TEXT TO READ:
* * * * *

## Dealing with Large Number of features

Human Resources are critical resources of any organiazation. Organizations spend huge amount of time and money to hire and nuture their employees. It is a huge loss for companies if employees leave, especially the key resources. So if HR can predict weather employees are at risk for leaving the company, it will allow them to identify the attrition risks and help understand and provie necessary support to retain those employees or do preventive hiring to minimize the impact to the orgranization.

This dataset is taken from kaggle https://www.kaggle.com/ludobenistant/hr-analytics

Fields in the dataset include:

- Employee satisfaction level
- Last evaluation
- Number of projects
- Average monthly hours
- Time spent at the company
- Whether they have had a work accident
- Whether they have had a promotion in the last 5 years
- Department
- Salary
- Whether the employee has left


In [1]:
import sklearn
print(sklearn.__version__)

1.0.2


In [2]:
import pandas as pd
import numpy as np

In [3]:
hr_df = pd.read_csv('https://drive.google.com/uc?export=download&id=1XwDeBvO2VtO7z6TXifQTDJfsDeU3Lw0x')

URLError: <urlopen error [Errno 11001] getaddrinfo failed>

In [None]:
hr_df.head(10)

In [None]:
hr_df.shape

In [None]:
hr_df['left'].value_counts()

In [None]:
hr_df.info()

## Encoding Categorical variables

**Note**: we are using get_dummies() for quick demonstration of feature selection. Please consider using One Hot Encoder (OHE) in real world implementation.

In [None]:
encoded_hr_df = pd.get_dummies( hr_df,
                                columns = ['Work_accident', 'promotion_last_5years', 'sales', 'salary'])

In [None]:
encoded_hr_df.info()

## Split Dataset

In [None]:
from sklearn.model_selection import train_test_split

In [None]:
train_df, test_df = train_test_split(encoded_hr_df,
                                     train_size = 0.8,
                                     random_state = 100)

In [None]:
x_features = list(train_df.columns)

In [None]:
x_features.remove('left')

## L1 Based Feature Selection

Linear models penalized with the L1 norm have sparse solutions: many of their estimated coefficients are zero. When the goal is to reduce the dimensionality of the data to use with another classifier, they can be used along with SelectFromModel to select the non-zero coefficients.

* * * * *

INFORMATION SUPPLIED:
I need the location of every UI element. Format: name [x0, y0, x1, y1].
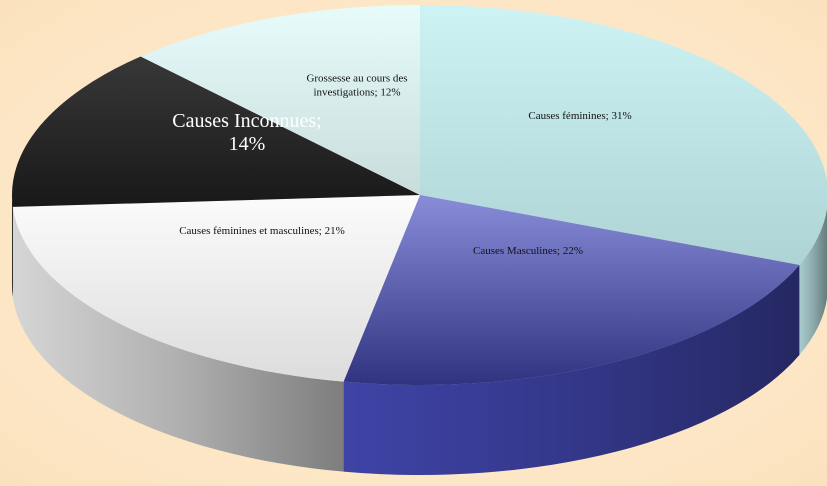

* * * * *

PROBLEM: Please continue the notebook on employee attrition and feature selection, starting after its final sentence about L1-penalized models and SelectFromModel.

RESPONSE FOR THIS EXERCISE:
In [None]:
from sklearn.linear_model import LogisticRegression

- **C, default=1.0** - Inverse of regularization strength; must be a positive float. Like in support vector machines, smaller values specify stronger regularization.


In [None]:
logreg = LogisticRegression( penalty = 'l1', C = .1, solver = 'liblinear' )

In [None]:
logreg.fit(train_df[x_features], train_df['left'])

In [None]:
from sklearn.metrics import classification_report

In [None]:
print(classification_report( test_df['left'], 
                            logreg.predict(test_df[x_features])))

In [None]:
l1_selection_df = pd.DataFrame( {"features": x_features,
                                 "coef": np.round(logreg.coef_[0], 2)} )

In [None]:
l1_selection_df[l1_selection_df.coef == 0.0]

## Sequential Feature Selection

In [None]:
import sklearn
print(sklearn.__version__)

In [None]:
from sklearn.feature_selection import SequentialFeatureSelector
from sklearn.tree import DecisionTreeClassifier

In [None]:
tree = DecisionTreeClassifier( max_depth = 10 )

In [None]:
sfs = SequentialFeatureSelector(tree, n_features_to_select=10)

In [None]:
sfs.fit(train_df[x_features], train_df['left'])

In [None]:
sfs_features = [feature for feature, selected in zip(x_features, sfs.support_) if selected == True]

In [None]:
sfs_features

## Embedded Methods

- The embedded methods use statistical criteria e.g. information gain as a filter to select featuresusing a machine learning algorithm and then select the subset of features with the highest significance or importance.

- Embedded methods do not use iterations like RFE.

In [None]:
from sklearn.tree import DecisionTreeClassifier

rf_reg = DecisionTreeClassifier(max_depth = 5, criterion = 'gini')
rf_reg.fit(train_df[x_features], train_df['left'])

In [None]:
features_rf_imp = pd.DataFrame({"features": list(x_features),
                                "importance": rf_reg.feature_importances_})
features_rf_imp = features_rf_imp.sort_values("importance", ascending=False).reset_index()
features_rf_imp

In [None]:
features_rf_imp['cumsum'] = features_rf_imp.importance.cumsum()
features_rf_imp


## Recursive Feature Elimination (RFE)

- Use a machine learning algorithm as a black box evaluator to find the best subsets of features, and so, they are dependent on the estimator.
- Trains the model iteratively and each time removes the least important feature using the weights of the algorithm as the criterion.
- It is a multivariate method in the sense that it evaluates the relevance of several features considered jointly.
- When used as a ranker, in each iteration, the feature that is removed is added into a stack until all features are tested.
- More than one feature can be removed at a single step for computational efficiency.

In [None]:
from sklearn.feature_selection import RFE

In [None]:
rfe_selector = RFE(tree, 
                   n_features_to_select=5, 
                   step=1, 
                   verbose=1)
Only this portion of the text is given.